▸ **WRITTEN INSTRUCTION**:
Swap every "x-tick-label" in the material below for "longitude-label", leaving all else as it stands, and omit the picture from your reply.

▸ **EXERCISE INPUTS**:
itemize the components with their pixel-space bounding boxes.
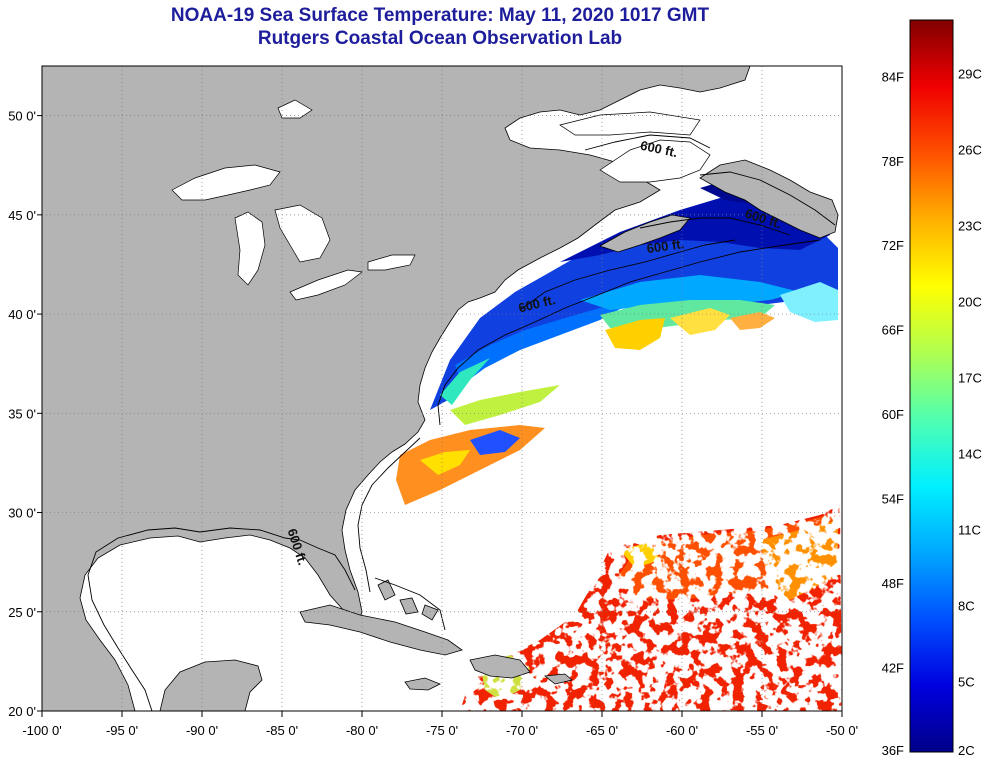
land-newfoundland: [699, 159, 839, 239]
map-title: NOAA-19 Sea Surface Temperature: May 11,…: [170, 5, 710, 26]
colorbar: 36F 42F 48F 54F 60F 66F 72F 78F 84F 2C 5C 8C 11C 14C…: [882, 19, 982, 758]
st-lawrence-gulf: [599, 139, 711, 183]
title-block: NOAA-19 Sea Surface Temperature: May 11,…: [40, 4, 840, 50]
lake-michigan: [234, 211, 266, 286]
colorbar-fahrenheit-labels: 36F 42F 48F 54F 60F 66F 72F 78F 84F: [882, 69, 904, 758]
y-tick-label: 40 0': [8, 307, 36, 322]
colorbar-c-label: 11C: [958, 523, 981, 538]
colorbar-f-label: 60F: [882, 407, 904, 422]
x-tick-label: -80 0': [346, 723, 378, 738]
contour-st-lawrence: [584, 134, 711, 151]
colorbar-c-label: 20C: [958, 295, 982, 310]
lakes: [171, 99, 711, 301]
lake-superior: [171, 164, 281, 201]
colorbar-bar: [909, 19, 954, 753]
x-tick-label: -60 0': [666, 723, 698, 738]
land-puerto-rico: [543, 673, 573, 685]
y-tick-label: 45 0': [8, 208, 36, 223]
land-bahamas-3: [421, 604, 439, 621]
contour-mid-atlantic: [437, 239, 821, 426]
contour-southeast-shelf: [357, 437, 421, 593]
contour-label: 600 ft.: [646, 236, 685, 256]
x-tick-label: -90 0': [186, 723, 218, 738]
y-tick-label: 35 0': [8, 406, 36, 421]
colorbar-c-label: 17C: [958, 371, 982, 386]
land-masses: [42, 66, 839, 711]
land-yucatan: [159, 659, 263, 711]
land-north-america: [42, 66, 751, 711]
hudson-bay-south: [277, 99, 313, 119]
colorbar-c-label: 8C: [958, 599, 975, 614]
labrador-bay: [559, 111, 701, 136]
x-tick-label: -75 0': [426, 723, 458, 738]
grid-lines: [42, 66, 842, 711]
colorbar-c-label: 14C: [958, 447, 982, 462]
colorbar-c-label: 29C: [958, 66, 982, 81]
x-tick-label: -95 0': [106, 723, 138, 738]
sst-warm-southeast: [460, 505, 842, 711]
x-axis: -100 0' -95 0' -90 0' -85 0' -80 0' -75 0' -70…: [22, 711, 858, 738]
land-nova-scotia: [599, 214, 691, 253]
sst-slope-water: [396, 308, 775, 505]
colorbar-f-label: 72F: [882, 238, 904, 253]
colorbar-c-label: 2C: [958, 743, 975, 758]
colorbar-c-label: 5C: [958, 675, 975, 690]
contour-grand-banks: [699, 171, 836, 226]
land-jamaica: [404, 677, 441, 691]
colorbar-c-label: 23C: [958, 219, 982, 234]
colorbar-c-label: 26C: [958, 143, 982, 158]
y-tick-label: 30 0': [8, 506, 36, 521]
land-cuba: [299, 604, 463, 656]
contour-gulf-of-mexico: [87, 527, 356, 711]
map-layers: 600 ft.600 ft.600 ft.600 ft.600 ft.: [42, 66, 842, 711]
colorbar-f-label: 66F: [882, 323, 904, 338]
lake-huron: [274, 204, 331, 263]
x-tick-label: -50 0': [826, 723, 858, 738]
y-tick-label: 25 0': [8, 605, 36, 620]
x-tick-label: -65 0': [586, 723, 618, 738]
colorbar-celsius-labels: 2C 5C 8C 11C 14C 17C 20C 23C 26C 29C: [958, 66, 982, 758]
x-tick-label: -100 0': [22, 723, 61, 738]
colorbar-f-label: 48F: [882, 576, 904, 591]
colorbar-f-label: 84F: [882, 69, 904, 84]
land-hispaniola: [469, 654, 531, 679]
lake-ontario: [367, 254, 416, 271]
map-subtitle: Rutgers Coastal Ocean Observation Lab: [257, 28, 623, 49]
bathymetry-contours: [87, 134, 836, 711]
y-axis: 50 0' 45 0' 40 0' 35 0' 30 0' 25 0' 20 0': [8, 109, 42, 719]
x-tick-label: -70 0': [506, 723, 538, 738]
contour-bahamas: [374, 577, 446, 631]
x-tick-label: -55 0': [746, 723, 778, 738]
colorbar-f-label: 54F: [882, 492, 904, 507]
y-tick-label: 50 0': [8, 109, 36, 124]
colorbar-f-label: 42F: [882, 661, 904, 676]
lake-erie: [289, 269, 363, 301]
colorbar-f-label: 78F: [882, 154, 904, 169]
y-tick-label: 20 0': [8, 704, 36, 719]
sst-field: [396, 176, 842, 711]
contour-gulf-of-maine: [519, 239, 736, 311]
colorbar-f-label: 36F: [882, 743, 904, 758]
x-tick-label: -85 0': [266, 723, 298, 738]
contour-scotian: [639, 217, 791, 236]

▸ **COMPLETED TASK**:
itemize the components with their pixel-space bounding boxes.
land-newfoundland: [699, 159, 839, 239]
map-title: NOAA-19 Sea Surface Temperature: May 11,…: [170, 5, 710, 26]
colorbar: 36F 42F 48F 54F 60F 66F 72F 78F 84F 2C 5C 8C 11C 14C…: [882, 19, 982, 758]
st-lawrence-gulf: [599, 139, 711, 183]
title-block: NOAA-19 Sea Surface Temperature: May 11,…: [40, 4, 840, 50]
lake-michigan: [234, 211, 266, 286]
colorbar-fahrenheit-labels: 36F 42F 48F 54F 60F 66F 72F 78F 84F: [882, 69, 904, 758]
y-tick-label: 40 0': [8, 307, 36, 322]
colorbar-c-label: 11C: [958, 523, 981, 538]
colorbar-f-label: 60F: [882, 407, 904, 422]
longitude-label: -80 0': [346, 723, 378, 738]
contour-st-lawrence: [584, 134, 711, 151]
colorbar-c-label: 20C: [958, 295, 982, 310]
lakes: [171, 99, 711, 301]
lake-superior: [171, 164, 281, 201]
colorbar-bar: [909, 19, 954, 753]
longitude-label: -60 0': [666, 723, 698, 738]
land-puerto-rico: [543, 673, 573, 685]
y-tick-label: 45 0': [8, 208, 36, 223]
land-bahamas-3: [421, 604, 439, 621]
contour-mid-atlantic: [437, 239, 821, 426]
contour-southeast-shelf: [357, 437, 421, 593]
contour-label: 600 ft.: [646, 236, 685, 256]
longitude-label: -90 0': [186, 723, 218, 738]
y-tick-label: 35 0': [8, 406, 36, 421]
colorbar-c-label: 17C: [958, 371, 982, 386]
land-masses: [42, 66, 839, 711]
land-yucatan: [159, 659, 263, 711]
land-north-america: [42, 66, 751, 711]
hudson-bay-south: [277, 99, 313, 119]
colorbar-c-label: 8C: [958, 599, 975, 614]
labrador-bay: [559, 111, 701, 136]
longitude-label: -75 0': [426, 723, 458, 738]
grid-lines: [42, 66, 842, 711]
colorbar-c-label: 14C: [958, 447, 982, 462]
colorbar-c-label: 29C: [958, 66, 982, 81]
longitude-label: -95 0': [106, 723, 138, 738]
sst-warm-southeast: [460, 505, 842, 711]
x-axis: -100 0' -95 0' -90 0' -85 0' -80 0' -75 0' -70…: [22, 711, 858, 738]
land-nova-scotia: [599, 214, 691, 253]
sst-slope-water: [396, 308, 775, 505]
colorbar-f-label: 72F: [882, 238, 904, 253]
colorbar-c-label: 2C: [958, 743, 975, 758]
colorbar-c-label: 5C: [958, 675, 975, 690]
contour-grand-banks: [699, 171, 836, 226]
land-jamaica: [404, 677, 441, 691]
colorbar-c-label: 23C: [958, 219, 982, 234]
colorbar-c-label: 26C: [958, 143, 982, 158]
y-tick-label: 30 0': [8, 506, 36, 521]
land-cuba: [299, 604, 463, 656]
contour-gulf-of-mexico: [87, 527, 356, 711]
map-layers: 600 ft.600 ft.600 ft.600 ft.600 ft.: [42, 66, 842, 711]
colorbar-f-label: 66F: [882, 323, 904, 338]
lake-huron: [274, 204, 331, 263]
longitude-label: -50 0': [826, 723, 858, 738]
y-tick-label: 25 0': [8, 605, 36, 620]
longitude-label: -65 0': [586, 723, 618, 738]
colorbar-celsius-labels: 2C 5C 8C 11C 14C 17C 20C 23C 26C 29C: [958, 66, 982, 758]
longitude-label: -100 0': [22, 723, 61, 738]
colorbar-f-label: 48F: [882, 576, 904, 591]
colorbar-f-label: 84F: [882, 69, 904, 84]
land-hispaniola: [469, 654, 531, 679]
lake-ontario: [367, 254, 416, 271]
map-subtitle: Rutgers Coastal Ocean Observation Lab: [257, 28, 623, 49]
bathymetry-contours: [87, 134, 836, 711]
y-axis: 50 0' 45 0' 40 0' 35 0' 30 0' 25 0' 20 0': [8, 109, 42, 719]
longitude-label: -70 0': [506, 723, 538, 738]
contour-bahamas: [374, 577, 446, 631]
longitude-label: -55 0': [746, 723, 778, 738]
colorbar-f-label: 54F: [882, 492, 904, 507]
y-tick-label: 50 0': [8, 109, 36, 124]
colorbar-f-label: 42F: [882, 661, 904, 676]
lake-erie: [289, 269, 363, 301]
colorbar-f-label: 78F: [882, 154, 904, 169]
y-tick-label: 20 0': [8, 704, 36, 719]
sst-field: [396, 176, 842, 711]
contour-gulf-of-maine: [519, 239, 736, 311]
colorbar-f-label: 36F: [882, 743, 904, 758]
longitude-label: -85 0': [266, 723, 298, 738]
contour-scotian: [639, 217, 791, 236]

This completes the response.